◆ CHALLENGE:
Every entry below should be printed exactly, without its images.

◆ DATA:
^^^^^^^^^^^^^^^^

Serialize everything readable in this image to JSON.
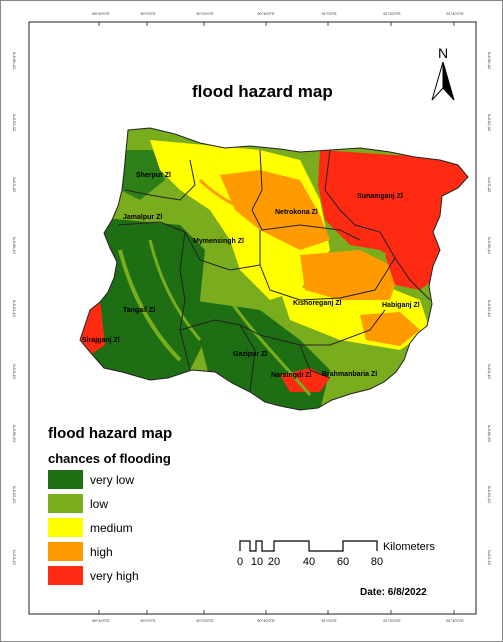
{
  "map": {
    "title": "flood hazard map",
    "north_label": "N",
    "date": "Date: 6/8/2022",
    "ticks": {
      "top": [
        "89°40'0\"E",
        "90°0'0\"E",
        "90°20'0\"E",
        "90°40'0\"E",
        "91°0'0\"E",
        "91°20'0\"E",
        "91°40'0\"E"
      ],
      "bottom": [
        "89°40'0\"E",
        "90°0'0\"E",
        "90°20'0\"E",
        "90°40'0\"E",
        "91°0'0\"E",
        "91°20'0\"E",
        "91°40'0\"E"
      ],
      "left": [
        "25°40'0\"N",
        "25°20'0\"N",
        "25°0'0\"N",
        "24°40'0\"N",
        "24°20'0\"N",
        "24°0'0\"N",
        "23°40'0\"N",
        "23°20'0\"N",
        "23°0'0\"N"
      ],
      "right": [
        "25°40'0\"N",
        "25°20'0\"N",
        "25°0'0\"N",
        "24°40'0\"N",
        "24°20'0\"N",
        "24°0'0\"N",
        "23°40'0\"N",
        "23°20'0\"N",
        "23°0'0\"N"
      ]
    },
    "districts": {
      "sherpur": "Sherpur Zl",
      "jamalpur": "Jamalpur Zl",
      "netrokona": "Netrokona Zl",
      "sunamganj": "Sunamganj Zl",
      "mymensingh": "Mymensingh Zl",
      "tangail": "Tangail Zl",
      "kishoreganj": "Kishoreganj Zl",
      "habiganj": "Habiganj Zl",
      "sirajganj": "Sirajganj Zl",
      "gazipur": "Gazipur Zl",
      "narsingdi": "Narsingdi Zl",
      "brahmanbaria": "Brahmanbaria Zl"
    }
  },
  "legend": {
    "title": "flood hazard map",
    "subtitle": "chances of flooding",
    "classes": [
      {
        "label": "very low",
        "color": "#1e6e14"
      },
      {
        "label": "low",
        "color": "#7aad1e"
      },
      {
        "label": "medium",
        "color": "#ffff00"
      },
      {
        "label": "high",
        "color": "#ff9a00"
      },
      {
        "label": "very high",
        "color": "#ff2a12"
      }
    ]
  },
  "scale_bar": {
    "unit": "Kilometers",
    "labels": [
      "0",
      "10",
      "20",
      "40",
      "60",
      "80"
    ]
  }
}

^^^^^^^^^^^^^^^^

◆ TASK RESULT:
Serialize everything readable in this image to JSON.
{
  "map": {
    "title": "flood hazard map",
    "north_label": "N",
    "date": "Date: 6/8/2022",
    "ticks": {
      "top": [
        "89°40'0\"E",
        "90°0'0\"E",
        "90°20'0\"E",
        "90°40'0\"E",
        "91°0'0\"E",
        "91°20'0\"E",
        "91°40'0\"E"
      ],
      "bottom": [
        "89°40'0\"E",
        "90°0'0\"E",
        "90°20'0\"E",
        "90°40'0\"E",
        "91°0'0\"E",
        "91°20'0\"E",
        "91°40'0\"E"
      ],
      "left": [
        "25°40'0\"N",
        "25°20'0\"N",
        "25°0'0\"N",
        "24°40'0\"N",
        "24°20'0\"N",
        "24°0'0\"N",
        "23°40'0\"N",
        "23°20'0\"N",
        "23°0'0\"N"
      ],
      "right": [
        "25°40'0\"N",
        "25°20'0\"N",
        "25°0'0\"N",
        "24°40'0\"N",
        "24°20'0\"N",
        "24°0'0\"N",
        "23°40'0\"N",
        "23°20'0\"N",
        "23°0'0\"N"
      ]
    },
    "districts": {
      "sherpur": "Sherpur Zl",
      "jamalpur": "Jamalpur Zl",
      "netrokona": "Netrokona Zl",
      "sunamganj": "Sunamganj Zl",
      "mymensingh": "Mymensingh Zl",
      "tangail": "Tangail Zl",
      "kishoreganj": "Kishoreganj Zl",
      "habiganj": "Habiganj Zl",
      "sirajganj": "Sirajganj Zl",
      "gazipur": "Gazipur Zl",
      "narsingdi": "Narsingdi Zl",
      "brahmanbaria": "Brahmanbaria Zl"
    }
  },
  "legend": {
    "title": "flood hazard map",
    "subtitle": "chances of flooding",
    "classes": [
      {
        "label": "very low",
        "color": "#1e6e14"
      },
      {
        "label": "low",
        "color": "#7aad1e"
      },
      {
        "label": "medium",
        "color": "#ffff00"
      },
      {
        "label": "high",
        "color": "#ff9a00"
      },
      {
        "label": "very high",
        "color": "#ff2a12"
      }
    ]
  },
  "scale_bar": {
    "unit": "Kilometers",
    "labels": [
      "0",
      "10",
      "20",
      "40",
      "60",
      "80"
    ]
  }
}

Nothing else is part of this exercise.